Return the records exactly as they are.

== GIVEN ENTRIES

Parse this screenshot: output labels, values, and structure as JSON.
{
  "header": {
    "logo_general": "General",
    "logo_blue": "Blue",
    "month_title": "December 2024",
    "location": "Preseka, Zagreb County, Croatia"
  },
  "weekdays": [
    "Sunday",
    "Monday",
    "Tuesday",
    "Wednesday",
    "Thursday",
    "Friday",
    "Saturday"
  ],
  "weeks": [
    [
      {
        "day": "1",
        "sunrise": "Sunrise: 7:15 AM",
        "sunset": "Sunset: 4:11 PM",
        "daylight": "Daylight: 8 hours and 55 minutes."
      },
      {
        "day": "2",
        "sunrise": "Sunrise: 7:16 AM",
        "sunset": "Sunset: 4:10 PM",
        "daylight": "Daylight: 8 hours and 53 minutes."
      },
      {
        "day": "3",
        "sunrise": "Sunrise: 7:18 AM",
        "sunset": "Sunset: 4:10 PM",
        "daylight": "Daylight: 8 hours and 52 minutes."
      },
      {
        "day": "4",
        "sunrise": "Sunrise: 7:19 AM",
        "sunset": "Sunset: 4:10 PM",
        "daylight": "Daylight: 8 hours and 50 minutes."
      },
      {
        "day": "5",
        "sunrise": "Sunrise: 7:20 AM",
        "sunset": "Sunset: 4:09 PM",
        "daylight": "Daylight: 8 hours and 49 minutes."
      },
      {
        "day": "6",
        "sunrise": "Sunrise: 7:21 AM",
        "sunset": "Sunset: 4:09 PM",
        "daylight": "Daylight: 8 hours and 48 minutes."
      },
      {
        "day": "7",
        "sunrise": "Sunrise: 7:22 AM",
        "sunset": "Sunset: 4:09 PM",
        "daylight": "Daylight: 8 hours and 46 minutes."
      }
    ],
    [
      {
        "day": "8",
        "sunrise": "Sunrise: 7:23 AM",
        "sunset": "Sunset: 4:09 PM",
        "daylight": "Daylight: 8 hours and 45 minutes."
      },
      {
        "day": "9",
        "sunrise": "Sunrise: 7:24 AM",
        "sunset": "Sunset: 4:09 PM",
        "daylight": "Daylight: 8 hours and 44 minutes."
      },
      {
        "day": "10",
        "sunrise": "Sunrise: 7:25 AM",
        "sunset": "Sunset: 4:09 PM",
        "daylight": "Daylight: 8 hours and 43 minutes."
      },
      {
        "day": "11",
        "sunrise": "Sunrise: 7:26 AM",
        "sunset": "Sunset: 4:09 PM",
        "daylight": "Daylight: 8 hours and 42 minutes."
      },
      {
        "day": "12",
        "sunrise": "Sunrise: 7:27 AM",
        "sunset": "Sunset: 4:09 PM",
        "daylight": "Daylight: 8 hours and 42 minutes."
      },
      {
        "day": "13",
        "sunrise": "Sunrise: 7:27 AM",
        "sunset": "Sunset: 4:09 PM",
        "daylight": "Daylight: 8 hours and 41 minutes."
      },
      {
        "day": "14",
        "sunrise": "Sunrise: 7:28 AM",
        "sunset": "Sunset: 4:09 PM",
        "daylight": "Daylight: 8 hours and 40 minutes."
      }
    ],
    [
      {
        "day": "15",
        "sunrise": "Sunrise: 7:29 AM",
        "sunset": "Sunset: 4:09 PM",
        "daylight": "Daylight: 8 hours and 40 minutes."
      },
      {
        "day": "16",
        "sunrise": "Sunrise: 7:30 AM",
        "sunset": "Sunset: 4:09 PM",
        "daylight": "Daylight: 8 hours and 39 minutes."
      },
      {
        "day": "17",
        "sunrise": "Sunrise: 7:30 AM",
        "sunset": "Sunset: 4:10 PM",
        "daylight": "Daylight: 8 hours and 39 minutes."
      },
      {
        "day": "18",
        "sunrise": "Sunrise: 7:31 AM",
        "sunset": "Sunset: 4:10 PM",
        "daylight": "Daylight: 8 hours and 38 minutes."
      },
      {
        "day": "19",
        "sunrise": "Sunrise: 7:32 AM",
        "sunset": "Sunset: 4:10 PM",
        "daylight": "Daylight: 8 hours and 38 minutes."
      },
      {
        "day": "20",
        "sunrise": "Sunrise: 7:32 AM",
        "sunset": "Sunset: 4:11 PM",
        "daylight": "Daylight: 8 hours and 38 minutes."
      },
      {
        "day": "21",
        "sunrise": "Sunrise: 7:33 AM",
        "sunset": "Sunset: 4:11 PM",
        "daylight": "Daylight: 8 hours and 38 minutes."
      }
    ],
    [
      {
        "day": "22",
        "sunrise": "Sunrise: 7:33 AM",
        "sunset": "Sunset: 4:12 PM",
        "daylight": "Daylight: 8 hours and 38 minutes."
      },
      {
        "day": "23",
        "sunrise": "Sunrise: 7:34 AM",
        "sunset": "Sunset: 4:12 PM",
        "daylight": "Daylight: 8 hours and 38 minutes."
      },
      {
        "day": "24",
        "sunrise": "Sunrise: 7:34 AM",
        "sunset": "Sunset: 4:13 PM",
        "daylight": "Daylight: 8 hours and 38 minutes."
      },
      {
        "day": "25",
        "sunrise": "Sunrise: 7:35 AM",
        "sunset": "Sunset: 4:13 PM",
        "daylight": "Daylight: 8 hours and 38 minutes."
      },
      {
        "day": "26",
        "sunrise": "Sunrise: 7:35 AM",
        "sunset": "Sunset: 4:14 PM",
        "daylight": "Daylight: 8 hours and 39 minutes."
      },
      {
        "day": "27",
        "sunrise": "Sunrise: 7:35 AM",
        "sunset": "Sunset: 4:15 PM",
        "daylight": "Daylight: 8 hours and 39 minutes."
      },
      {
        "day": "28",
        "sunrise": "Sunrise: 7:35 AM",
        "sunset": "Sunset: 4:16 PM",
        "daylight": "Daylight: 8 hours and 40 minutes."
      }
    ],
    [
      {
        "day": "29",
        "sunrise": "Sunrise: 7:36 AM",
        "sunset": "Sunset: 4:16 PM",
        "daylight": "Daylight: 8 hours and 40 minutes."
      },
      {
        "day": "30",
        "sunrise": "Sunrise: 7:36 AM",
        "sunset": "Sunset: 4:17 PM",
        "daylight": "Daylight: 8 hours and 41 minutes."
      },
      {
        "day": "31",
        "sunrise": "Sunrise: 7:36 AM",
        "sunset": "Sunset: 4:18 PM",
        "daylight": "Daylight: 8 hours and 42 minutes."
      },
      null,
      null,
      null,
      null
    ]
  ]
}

====

*RESULT OF THE TASK*:
Parse this screenshot: output labels, values, and structure as JSON.
{
  "header": {
    "logo_general": "General",
    "logo_blue": "Blue",
    "month_title": "December 2024",
    "location": "Preseka, Zagreb County, Croatia"
  },
  "weekdays": [
    "Sunday",
    "Monday",
    "Tuesday",
    "Wednesday",
    "Thursday",
    "Friday",
    "Saturday"
  ],
  "weeks": [
    [
      {
        "day": "1",
        "sunrise": "Sunrise: 7:15 AM",
        "sunset": "Sunset: 4:11 PM",
        "daylight": "Daylight: 8 hours and 55 minutes."
      },
      {
        "day": "2",
        "sunrise": "Sunrise: 7:16 AM",
        "sunset": "Sunset: 4:10 PM",
        "daylight": "Daylight: 8 hours and 53 minutes."
      },
      {
        "day": "3",
        "sunrise": "Sunrise: 7:18 AM",
        "sunset": "Sunset: 4:10 PM",
        "daylight": "Daylight: 8 hours and 52 minutes."
      },
      {
        "day": "4",
        "sunrise": "Sunrise: 7:19 AM",
        "sunset": "Sunset: 4:10 PM",
        "daylight": "Daylight: 8 hours and 50 minutes."
      },
      {
        "day": "5",
        "sunrise": "Sunrise: 7:20 AM",
        "sunset": "Sunset: 4:09 PM",
        "daylight": "Daylight: 8 hours and 49 minutes."
      },
      {
        "day": "6",
        "sunrise": "Sunrise: 7:21 AM",
        "sunset": "Sunset: 4:09 PM",
        "daylight": "Daylight: 8 hours and 48 minutes."
      },
      {
        "day": "7",
        "sunrise": "Sunrise: 7:22 AM",
        "sunset": "Sunset: 4:09 PM",
        "daylight": "Daylight: 8 hours and 46 minutes."
      }
    ],
    [
      {
        "day": "8",
        "sunrise": "Sunrise: 7:23 AM",
        "sunset": "Sunset: 4:09 PM",
        "daylight": "Daylight: 8 hours and 45 minutes."
      },
      {
        "day": "9",
        "sunrise": "Sunrise: 7:24 AM",
        "sunset": "Sunset: 4:09 PM",
        "daylight": "Daylight: 8 hours and 44 minutes."
      },
      {
        "day": "10",
        "sunrise": "Sunrise: 7:25 AM",
        "sunset": "Sunset: 4:09 PM",
        "daylight": "Daylight: 8 hours and 43 minutes."
      },
      {
        "day": "11",
        "sunrise": "Sunrise: 7:26 AM",
        "sunset": "Sunset: 4:09 PM",
        "daylight": "Daylight: 8 hours and 42 minutes."
      },
      {
        "day": "12",
        "sunrise": "Sunrise: 7:27 AM",
        "sunset": "Sunset: 4:09 PM",
        "daylight": "Daylight: 8 hours and 42 minutes."
      },
      {
        "day": "13",
        "sunrise": "Sunrise: 7:27 AM",
        "sunset": "Sunset: 4:09 PM",
        "daylight": "Daylight: 8 hours and 41 minutes."
      },
      {
        "day": "14",
        "sunrise": "Sunrise: 7:28 AM",
        "sunset": "Sunset: 4:09 PM",
        "daylight": "Daylight: 8 hours and 40 minutes."
      }
    ],
    [
      {
        "day": "15",
        "sunrise": "Sunrise: 7:29 AM",
        "sunset": "Sunset: 4:09 PM",
        "daylight": "Daylight: 8 hours and 40 minutes."
      },
      {
        "day": "16",
        "sunrise": "Sunrise: 7:30 AM",
        "sunset": "Sunset: 4:09 PM",
        "daylight": "Daylight: 8 hours and 39 minutes."
      },
      {
        "day": "17",
        "sunrise": "Sunrise: 7:30 AM",
        "sunset": "Sunset: 4:10 PM",
        "daylight": "Daylight: 8 hours and 39 minutes."
      },
      {
        "day": "18",
        "sunrise": "Sunrise: 7:31 AM",
        "sunset": "Sunset: 4:10 PM",
        "daylight": "Daylight: 8 hours and 38 minutes."
      },
      {
        "day": "19",
        "sunrise": "Sunrise: 7:32 AM",
        "sunset": "Sunset: 4:10 PM",
        "daylight": "Daylight: 8 hours and 38 minutes."
      },
      {
        "day": "20",
        "sunrise": "Sunrise: 7:32 AM",
        "sunset": "Sunset: 4:11 PM",
        "daylight": "Daylight: 8 hours and 38 minutes."
      },
      {
        "day": "21",
        "sunrise": "Sunrise: 7:33 AM",
        "sunset": "Sunset: 4:11 PM",
        "daylight": "Daylight: 8 hours and 38 minutes."
      }
    ],
    [
      {
        "day": "22",
        "sunrise": "Sunrise: 7:33 AM",
        "sunset": "Sunset: 4:12 PM",
        "daylight": "Daylight: 8 hours and 38 minutes."
      },
      {
        "day": "23",
        "sunrise": "Sunrise: 7:34 AM",
        "sunset": "Sunset: 4:12 PM",
        "daylight": "Daylight: 8 hours and 38 minutes."
      },
      {
        "day": "24",
        "sunrise": "Sunrise: 7:34 AM",
        "sunset": "Sunset: 4:13 PM",
        "daylight": "Daylight: 8 hours and 38 minutes."
      },
      {
        "day": "25",
        "sunrise": "Sunrise: 7:35 AM",
        "sunset": "Sunset: 4:13 PM",
        "daylight": "Daylight: 8 hours and 38 minutes."
      },
      {
        "day": "26",
        "sunrise": "Sunrise: 7:35 AM",
        "sunset": "Sunset: 4:14 PM",
        "daylight": "Daylight: 8 hours and 39 minutes."
      },
      {
        "day": "27",
        "sunrise": "Sunrise: 7:35 AM",
        "sunset": "Sunset: 4:15 PM",
        "daylight": "Daylight: 8 hours and 39 minutes."
      },
      {
        "day": "28",
        "sunrise": "Sunrise: 7:35 AM",
        "sunset": "Sunset: 4:16 PM",
        "daylight": "Daylight: 8 hours and 40 minutes."
      }
    ],
    [
      {
        "day": "29",
        "sunrise": "Sunrise: 7:36 AM",
        "sunset": "Sunset: 4:16 PM",
        "daylight": "Daylight: 8 hours and 40 minutes."
      },
      {
        "day": "30",
        "sunrise": "Sunrise: 7:36 AM",
        "sunset": "Sunset: 4:17 PM",
        "daylight": "Daylight: 8 hours and 41 minutes."
      },
      {
        "day": "31",
        "sunrise": "Sunrise: 7:36 AM",
        "sunset": "Sunset: 4:18 PM",
        "daylight": "Daylight: 8 hours and 42 minutes."
      },
      null,
      null,
      null,
      null
    ]
  ]
}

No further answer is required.